### What the exercise asks
The response must be made up of the lines in the entries below that contain "pathologique".

### Data in this exercise
════════════════════

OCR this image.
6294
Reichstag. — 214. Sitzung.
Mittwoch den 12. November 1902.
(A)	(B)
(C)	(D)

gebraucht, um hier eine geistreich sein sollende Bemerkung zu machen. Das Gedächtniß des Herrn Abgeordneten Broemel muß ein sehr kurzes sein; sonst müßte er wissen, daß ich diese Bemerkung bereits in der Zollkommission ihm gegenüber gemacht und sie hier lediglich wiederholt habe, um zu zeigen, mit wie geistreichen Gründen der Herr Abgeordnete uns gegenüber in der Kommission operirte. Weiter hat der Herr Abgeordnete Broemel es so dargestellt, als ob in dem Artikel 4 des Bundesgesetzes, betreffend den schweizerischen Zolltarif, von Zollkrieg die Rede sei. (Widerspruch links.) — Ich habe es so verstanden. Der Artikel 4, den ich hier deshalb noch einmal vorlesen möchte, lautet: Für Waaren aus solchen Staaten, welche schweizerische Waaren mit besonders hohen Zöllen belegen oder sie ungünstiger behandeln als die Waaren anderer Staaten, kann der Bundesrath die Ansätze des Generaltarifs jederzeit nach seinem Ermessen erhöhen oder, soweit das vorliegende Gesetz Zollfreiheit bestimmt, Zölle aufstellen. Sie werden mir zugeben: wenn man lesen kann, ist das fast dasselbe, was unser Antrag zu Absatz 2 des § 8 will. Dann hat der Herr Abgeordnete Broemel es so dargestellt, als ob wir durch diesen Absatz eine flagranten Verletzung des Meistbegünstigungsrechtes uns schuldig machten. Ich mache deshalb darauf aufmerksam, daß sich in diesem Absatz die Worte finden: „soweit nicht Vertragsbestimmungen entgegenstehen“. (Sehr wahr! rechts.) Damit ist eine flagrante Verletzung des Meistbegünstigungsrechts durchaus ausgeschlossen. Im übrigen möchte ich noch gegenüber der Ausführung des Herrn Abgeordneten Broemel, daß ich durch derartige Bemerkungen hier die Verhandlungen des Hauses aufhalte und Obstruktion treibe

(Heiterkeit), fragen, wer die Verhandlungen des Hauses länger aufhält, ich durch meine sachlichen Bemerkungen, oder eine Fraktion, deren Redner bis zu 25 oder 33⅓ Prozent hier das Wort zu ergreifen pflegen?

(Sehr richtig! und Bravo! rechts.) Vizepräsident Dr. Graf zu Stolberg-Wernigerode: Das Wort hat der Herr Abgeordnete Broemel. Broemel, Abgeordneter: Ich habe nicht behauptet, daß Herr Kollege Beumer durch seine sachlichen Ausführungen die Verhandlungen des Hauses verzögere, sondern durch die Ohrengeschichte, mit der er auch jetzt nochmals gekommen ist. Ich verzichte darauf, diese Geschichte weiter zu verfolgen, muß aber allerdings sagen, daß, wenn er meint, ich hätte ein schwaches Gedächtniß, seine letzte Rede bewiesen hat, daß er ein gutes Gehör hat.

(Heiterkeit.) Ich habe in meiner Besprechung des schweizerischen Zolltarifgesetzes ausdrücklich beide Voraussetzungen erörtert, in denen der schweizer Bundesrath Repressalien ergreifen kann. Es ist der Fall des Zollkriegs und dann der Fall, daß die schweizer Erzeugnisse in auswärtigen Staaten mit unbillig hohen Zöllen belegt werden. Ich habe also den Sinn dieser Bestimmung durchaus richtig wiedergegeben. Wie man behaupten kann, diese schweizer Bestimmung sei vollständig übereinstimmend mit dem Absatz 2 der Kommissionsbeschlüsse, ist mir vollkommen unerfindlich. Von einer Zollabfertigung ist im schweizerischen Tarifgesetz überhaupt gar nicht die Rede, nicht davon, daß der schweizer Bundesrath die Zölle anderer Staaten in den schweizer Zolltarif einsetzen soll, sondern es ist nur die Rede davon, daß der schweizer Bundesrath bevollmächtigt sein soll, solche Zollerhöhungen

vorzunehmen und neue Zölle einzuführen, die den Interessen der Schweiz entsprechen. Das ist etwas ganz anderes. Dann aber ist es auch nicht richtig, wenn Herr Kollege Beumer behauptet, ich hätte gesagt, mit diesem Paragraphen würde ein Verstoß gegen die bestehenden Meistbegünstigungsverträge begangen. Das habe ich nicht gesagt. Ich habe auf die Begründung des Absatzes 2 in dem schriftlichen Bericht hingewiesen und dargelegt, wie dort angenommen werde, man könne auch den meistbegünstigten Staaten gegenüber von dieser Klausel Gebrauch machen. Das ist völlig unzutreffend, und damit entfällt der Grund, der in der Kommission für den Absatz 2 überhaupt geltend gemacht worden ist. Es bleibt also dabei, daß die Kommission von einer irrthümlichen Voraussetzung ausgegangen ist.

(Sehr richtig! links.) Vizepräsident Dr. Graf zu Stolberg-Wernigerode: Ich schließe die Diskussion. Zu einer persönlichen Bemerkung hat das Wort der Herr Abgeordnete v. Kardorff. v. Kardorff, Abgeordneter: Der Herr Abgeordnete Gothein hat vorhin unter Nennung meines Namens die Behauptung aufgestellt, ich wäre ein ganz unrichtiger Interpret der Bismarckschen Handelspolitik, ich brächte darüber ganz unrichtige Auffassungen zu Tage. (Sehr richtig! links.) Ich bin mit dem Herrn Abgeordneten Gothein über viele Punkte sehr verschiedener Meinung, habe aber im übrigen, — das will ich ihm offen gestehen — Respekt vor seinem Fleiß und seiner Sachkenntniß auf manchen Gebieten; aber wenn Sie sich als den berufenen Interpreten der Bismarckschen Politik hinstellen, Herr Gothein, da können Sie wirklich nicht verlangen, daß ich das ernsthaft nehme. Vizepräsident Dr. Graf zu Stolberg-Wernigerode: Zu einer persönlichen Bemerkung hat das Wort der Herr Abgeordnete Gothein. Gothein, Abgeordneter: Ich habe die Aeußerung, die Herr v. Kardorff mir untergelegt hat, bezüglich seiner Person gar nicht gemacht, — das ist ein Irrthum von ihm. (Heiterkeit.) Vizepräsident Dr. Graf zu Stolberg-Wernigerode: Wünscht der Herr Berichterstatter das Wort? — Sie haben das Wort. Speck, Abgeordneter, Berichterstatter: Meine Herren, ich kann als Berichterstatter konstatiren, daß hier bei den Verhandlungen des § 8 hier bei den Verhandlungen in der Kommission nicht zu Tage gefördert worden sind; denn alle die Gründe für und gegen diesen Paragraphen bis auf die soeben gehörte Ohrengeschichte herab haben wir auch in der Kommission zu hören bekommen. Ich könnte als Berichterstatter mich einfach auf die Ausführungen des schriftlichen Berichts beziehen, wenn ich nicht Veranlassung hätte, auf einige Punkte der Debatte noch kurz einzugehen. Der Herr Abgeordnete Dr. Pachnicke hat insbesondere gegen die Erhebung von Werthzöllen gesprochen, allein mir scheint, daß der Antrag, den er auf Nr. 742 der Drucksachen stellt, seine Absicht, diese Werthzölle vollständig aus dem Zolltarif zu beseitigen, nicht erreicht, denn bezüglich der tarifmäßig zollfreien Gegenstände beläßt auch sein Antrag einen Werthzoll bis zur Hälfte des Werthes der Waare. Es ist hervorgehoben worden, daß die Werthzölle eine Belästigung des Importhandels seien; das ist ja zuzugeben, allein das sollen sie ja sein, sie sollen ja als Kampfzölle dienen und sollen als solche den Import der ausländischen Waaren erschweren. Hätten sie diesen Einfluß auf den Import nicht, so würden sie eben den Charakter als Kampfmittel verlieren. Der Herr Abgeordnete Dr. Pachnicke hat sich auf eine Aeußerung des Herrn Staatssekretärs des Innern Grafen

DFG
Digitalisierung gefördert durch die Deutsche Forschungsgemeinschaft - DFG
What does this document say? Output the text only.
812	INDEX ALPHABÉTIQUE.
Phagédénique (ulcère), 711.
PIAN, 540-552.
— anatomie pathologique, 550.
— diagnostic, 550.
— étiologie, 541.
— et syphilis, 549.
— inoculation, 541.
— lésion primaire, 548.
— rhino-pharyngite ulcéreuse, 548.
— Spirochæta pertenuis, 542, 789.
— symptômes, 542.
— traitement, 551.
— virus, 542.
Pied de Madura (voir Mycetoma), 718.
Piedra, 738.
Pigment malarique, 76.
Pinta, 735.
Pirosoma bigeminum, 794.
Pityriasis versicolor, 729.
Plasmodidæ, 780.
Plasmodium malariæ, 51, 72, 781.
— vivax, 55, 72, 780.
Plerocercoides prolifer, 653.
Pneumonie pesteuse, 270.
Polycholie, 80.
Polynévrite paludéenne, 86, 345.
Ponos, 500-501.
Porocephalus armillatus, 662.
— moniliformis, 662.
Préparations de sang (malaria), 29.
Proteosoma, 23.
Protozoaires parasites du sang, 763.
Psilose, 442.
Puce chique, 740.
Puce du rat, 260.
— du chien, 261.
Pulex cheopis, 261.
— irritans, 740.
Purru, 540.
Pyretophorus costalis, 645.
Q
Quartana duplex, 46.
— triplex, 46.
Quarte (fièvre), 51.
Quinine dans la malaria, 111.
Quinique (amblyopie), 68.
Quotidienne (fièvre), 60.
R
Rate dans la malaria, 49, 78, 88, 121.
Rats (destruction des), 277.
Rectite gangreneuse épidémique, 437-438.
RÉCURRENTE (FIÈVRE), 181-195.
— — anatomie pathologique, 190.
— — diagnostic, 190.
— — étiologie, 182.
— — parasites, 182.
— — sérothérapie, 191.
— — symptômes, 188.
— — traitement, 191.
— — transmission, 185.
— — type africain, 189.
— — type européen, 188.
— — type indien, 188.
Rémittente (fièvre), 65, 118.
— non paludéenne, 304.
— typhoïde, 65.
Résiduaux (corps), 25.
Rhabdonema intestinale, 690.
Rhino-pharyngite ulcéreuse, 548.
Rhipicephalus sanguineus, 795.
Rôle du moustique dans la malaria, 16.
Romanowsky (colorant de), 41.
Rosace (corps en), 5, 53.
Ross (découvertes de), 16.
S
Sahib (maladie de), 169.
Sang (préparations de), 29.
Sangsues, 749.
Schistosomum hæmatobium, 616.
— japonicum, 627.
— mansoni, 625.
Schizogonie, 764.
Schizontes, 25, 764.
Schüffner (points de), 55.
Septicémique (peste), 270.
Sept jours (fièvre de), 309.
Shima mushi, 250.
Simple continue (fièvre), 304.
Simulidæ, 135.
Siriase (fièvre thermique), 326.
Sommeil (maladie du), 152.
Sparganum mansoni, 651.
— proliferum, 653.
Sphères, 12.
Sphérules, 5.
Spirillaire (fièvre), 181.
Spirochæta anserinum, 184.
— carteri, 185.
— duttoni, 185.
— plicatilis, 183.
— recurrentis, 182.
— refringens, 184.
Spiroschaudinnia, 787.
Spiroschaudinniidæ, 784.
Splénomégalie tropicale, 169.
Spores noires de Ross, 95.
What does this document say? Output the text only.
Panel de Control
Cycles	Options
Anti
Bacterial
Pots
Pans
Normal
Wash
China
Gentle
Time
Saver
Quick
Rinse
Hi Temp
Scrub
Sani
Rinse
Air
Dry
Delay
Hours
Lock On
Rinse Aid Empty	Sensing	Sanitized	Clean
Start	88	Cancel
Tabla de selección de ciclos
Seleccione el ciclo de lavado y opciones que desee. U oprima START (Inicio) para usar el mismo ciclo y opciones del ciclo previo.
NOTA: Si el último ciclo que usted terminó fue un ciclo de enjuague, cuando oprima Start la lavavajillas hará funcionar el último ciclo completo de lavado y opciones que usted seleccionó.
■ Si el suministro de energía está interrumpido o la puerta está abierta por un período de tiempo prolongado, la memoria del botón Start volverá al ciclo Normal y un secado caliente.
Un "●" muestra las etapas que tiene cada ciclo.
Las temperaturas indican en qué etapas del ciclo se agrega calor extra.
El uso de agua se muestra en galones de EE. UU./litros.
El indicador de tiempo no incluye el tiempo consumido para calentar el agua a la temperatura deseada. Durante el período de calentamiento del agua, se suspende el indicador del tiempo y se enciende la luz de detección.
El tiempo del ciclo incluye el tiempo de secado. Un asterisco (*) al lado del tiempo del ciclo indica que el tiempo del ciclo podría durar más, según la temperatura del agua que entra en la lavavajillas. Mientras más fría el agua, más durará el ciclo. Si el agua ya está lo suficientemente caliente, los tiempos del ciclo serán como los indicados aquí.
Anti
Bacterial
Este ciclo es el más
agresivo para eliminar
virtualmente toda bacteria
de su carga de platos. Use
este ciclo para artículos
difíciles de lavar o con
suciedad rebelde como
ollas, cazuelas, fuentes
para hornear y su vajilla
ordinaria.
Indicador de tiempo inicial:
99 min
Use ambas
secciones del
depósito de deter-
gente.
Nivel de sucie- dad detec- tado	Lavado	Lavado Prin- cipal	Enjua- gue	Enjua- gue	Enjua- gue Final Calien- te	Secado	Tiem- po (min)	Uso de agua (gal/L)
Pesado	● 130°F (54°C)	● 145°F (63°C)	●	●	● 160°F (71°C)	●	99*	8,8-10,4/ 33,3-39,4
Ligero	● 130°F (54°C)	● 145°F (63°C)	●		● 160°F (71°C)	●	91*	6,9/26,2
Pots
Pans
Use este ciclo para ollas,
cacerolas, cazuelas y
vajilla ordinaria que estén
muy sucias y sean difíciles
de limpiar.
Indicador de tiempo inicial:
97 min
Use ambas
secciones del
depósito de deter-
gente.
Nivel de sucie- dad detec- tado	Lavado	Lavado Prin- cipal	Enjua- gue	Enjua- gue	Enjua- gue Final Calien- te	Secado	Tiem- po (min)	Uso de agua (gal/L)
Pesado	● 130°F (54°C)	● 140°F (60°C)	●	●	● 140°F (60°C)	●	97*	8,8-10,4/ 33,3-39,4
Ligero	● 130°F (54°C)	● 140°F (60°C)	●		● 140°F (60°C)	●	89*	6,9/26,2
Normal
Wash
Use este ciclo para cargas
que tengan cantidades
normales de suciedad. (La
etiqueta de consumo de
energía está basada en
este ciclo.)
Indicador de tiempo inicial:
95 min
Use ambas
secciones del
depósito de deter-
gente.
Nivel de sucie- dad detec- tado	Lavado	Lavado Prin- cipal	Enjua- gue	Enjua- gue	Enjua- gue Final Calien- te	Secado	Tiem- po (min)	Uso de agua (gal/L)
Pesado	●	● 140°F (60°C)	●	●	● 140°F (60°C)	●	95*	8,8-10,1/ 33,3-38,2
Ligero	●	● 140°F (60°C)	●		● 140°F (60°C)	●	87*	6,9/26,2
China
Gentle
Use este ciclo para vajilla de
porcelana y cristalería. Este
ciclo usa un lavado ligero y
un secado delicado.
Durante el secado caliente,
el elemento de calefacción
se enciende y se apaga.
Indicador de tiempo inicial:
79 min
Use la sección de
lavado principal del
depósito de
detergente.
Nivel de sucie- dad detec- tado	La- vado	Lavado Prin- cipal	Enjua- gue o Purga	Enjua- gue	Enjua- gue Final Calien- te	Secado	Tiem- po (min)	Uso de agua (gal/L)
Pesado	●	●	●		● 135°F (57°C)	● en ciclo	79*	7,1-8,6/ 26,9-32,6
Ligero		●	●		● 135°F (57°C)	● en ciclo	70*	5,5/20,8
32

════════════════════

### Exercise answer
— anatomie pathologique, 550.
— — anatomie pathologique, 190.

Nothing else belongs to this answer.